**WORK TO COMPLETE**
Return the section of the Zlatá labuť text starting with "Zlatá labuť (The" and going on through "Maurerová and others.", copied word for word.

Zlatá labuť (The Golden Swan in English) is a Czech television series written and produced by Filip Bobiňský, Jan Coufal and Petr Šizling. It was created by Dramedy Productions for TV Nova. First episode premiered on Voyo on 26 January 2023. It is set in the department store of the era of the Protectorate of Bohemia and Moravia. Starring Marta Danzingerová, Beáta Kaňoková, Simona Lewandovská, Kristýna Ryška, Adam Vacula, Robert Mikluš, Petr Kostka, Daniela Kolářová, Tomáš Töpfer, Michaela Maurerová and others.

Synopsis
Bára Veselá is constantly pursued by bad luck and is on the run from the law. By chance, she unwillingly becomes a salesperson for the fashion department at the newly-opened department store, Zlatá labuť. This store is a magnificent palace of luxury and is a new modern landmark in the center of Prague. The store holds a rich history behind its opulent storefronts. It is March 15, 1939, and German occupation forces are invading the Czechoslovakian state.

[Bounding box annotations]
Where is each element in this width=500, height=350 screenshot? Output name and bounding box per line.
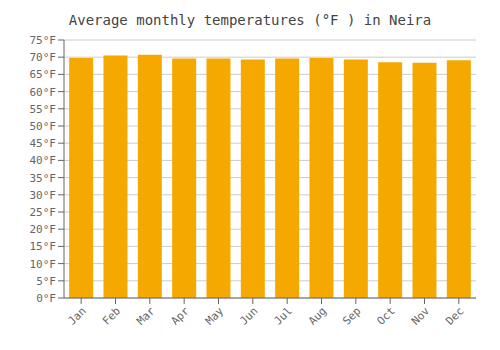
svg-text:50°F: 50°F (30, 120, 57, 133)
svg-text:75°F: 75°F (30, 34, 57, 47)
svg-text:Jan: Jan (66, 304, 89, 327)
svg-text:Oct: Oct (375, 304, 398, 327)
svg-text:Feb: Feb (100, 304, 123, 327)
svg-text:Nov: Nov (409, 304, 433, 328)
svg-text:Aug: Aug (306, 304, 329, 327)
svg-text:30°F: 30°F (30, 189, 57, 202)
svg-text:65°F: 65°F (30, 68, 57, 81)
svg-text:Dec: Dec (443, 304, 466, 327)
svg-text:Jul: Jul (272, 304, 295, 327)
svg-text:35°F: 35°F (30, 172, 57, 185)
svg-text:May: May (203, 304, 227, 328)
svg-text:Apr: Apr (169, 304, 193, 328)
svg-text:0°F: 0°F (36, 292, 56, 305)
svg-text:45°F: 45°F (30, 137, 57, 150)
svg-text:Mar: Mar (134, 304, 158, 328)
svg-text:5°F: 5°F (36, 275, 56, 288)
svg-text:40°F: 40°F (30, 154, 57, 167)
svg-text:10°F: 10°F (30, 258, 57, 271)
svg-text:20°F: 20°F (30, 223, 57, 236)
svg-text:55°F: 55°F (30, 103, 57, 116)
svg-text:Jun: Jun (237, 304, 260, 327)
html-text:Average monthly temperatures (: Average monthly temperatures (°F ) in Ne… (68, 12, 432, 28)
svg-text:70°F: 70°F (30, 51, 57, 64)
svg-text:60°F: 60°F (30, 86, 57, 99)
svg-text:25°F: 25°F (30, 206, 57, 219)
svg-text:15°F: 15°F (30, 240, 57, 253)
svg-text:Sep: Sep (340, 304, 363, 327)
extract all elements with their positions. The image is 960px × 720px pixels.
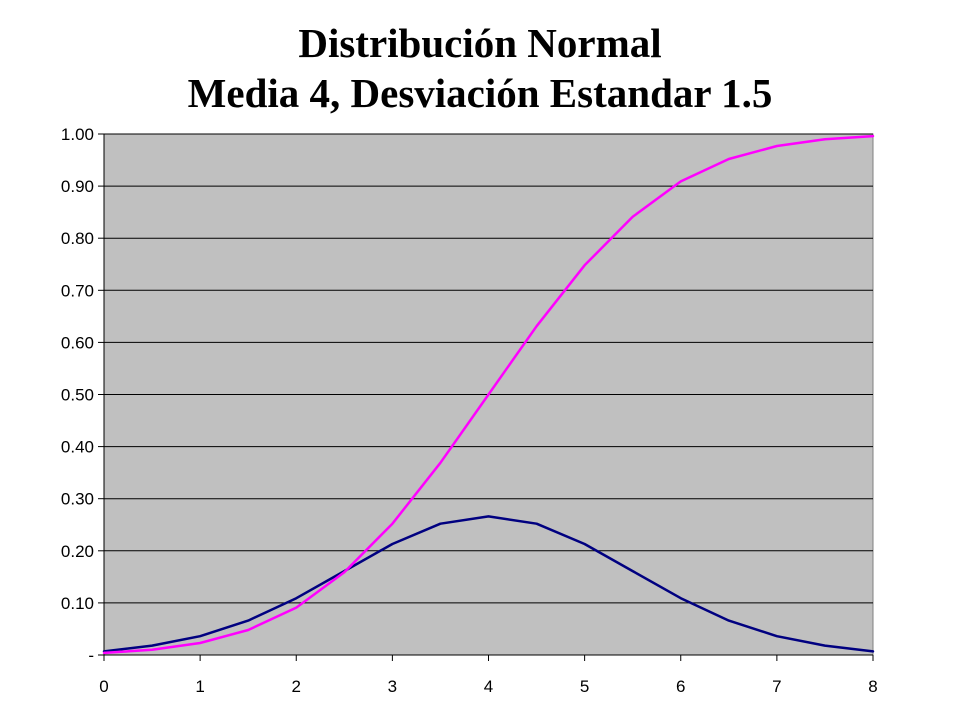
- y-tick-label: 0.20: [61, 542, 94, 561]
- y-tick-label: 1.00: [61, 125, 94, 144]
- y-tick-label: 0.60: [61, 333, 94, 352]
- x-tick-label: 2: [292, 677, 301, 696]
- chart-title-line2: Media 4, Desviación Estandar 1.5: [187, 70, 773, 116]
- x-tick-label: 3: [388, 677, 397, 696]
- x-tick-label: 5: [580, 677, 589, 696]
- y-tick-label: 0.10: [61, 594, 94, 613]
- y-tick-label: 0.40: [61, 438, 94, 457]
- y-tick-label: 0.90: [61, 177, 94, 196]
- y-tick-label: 0.50: [61, 386, 94, 405]
- x-tick-label: 0: [99, 677, 108, 696]
- x-tick-label: 4: [484, 677, 493, 696]
- series-layer: [102, 134, 875, 655]
- x-tick-label: 6: [676, 677, 685, 696]
- y-tick-label: 0.30: [61, 490, 94, 509]
- y-tick-label: -: [88, 646, 94, 665]
- y-tick-label: 0.70: [61, 281, 94, 300]
- x-tick-label: 7: [772, 677, 781, 696]
- x-tick-label: 8: [868, 677, 877, 696]
- pdf-series-line: [102, 515, 875, 653]
- x-tick-label: 1: [195, 677, 204, 696]
- y-tick-label: 0.80: [61, 229, 94, 248]
- chart-title-line1: Distribución Normal: [298, 20, 662, 66]
- chart-title: Distribución Normal Media 4, Desviación …: [0, 18, 960, 118]
- cdf-series-line: [102, 134, 875, 655]
- tick-labels: - 0.10 0.20 0.30 0.40 0.50 0.60 0.70 0.80 0.90 1.0…: [61, 125, 878, 696]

**WRITTEN ANSWER**
Zlatá labuť (The Golden Swan in English) is a Czech television series written and produced by Filip Bobiňský, Jan Coufal and Petr Šizling. It was created by Dramedy Productions for TV Nova. First episode premiered on Voyo on 26 January 2023. It is set in the department store of the era of the Protectorate of Bohemia and Moravia. Starring Marta Danzingerová, Beáta Kaňoková, Simona Lewandovská, Kristýna Ryška, Adam Vacula, Robert Mikluš, Petr Kostka, Daniela Kolářová, Tomáš Töpfer, Michaela Maurerová and others.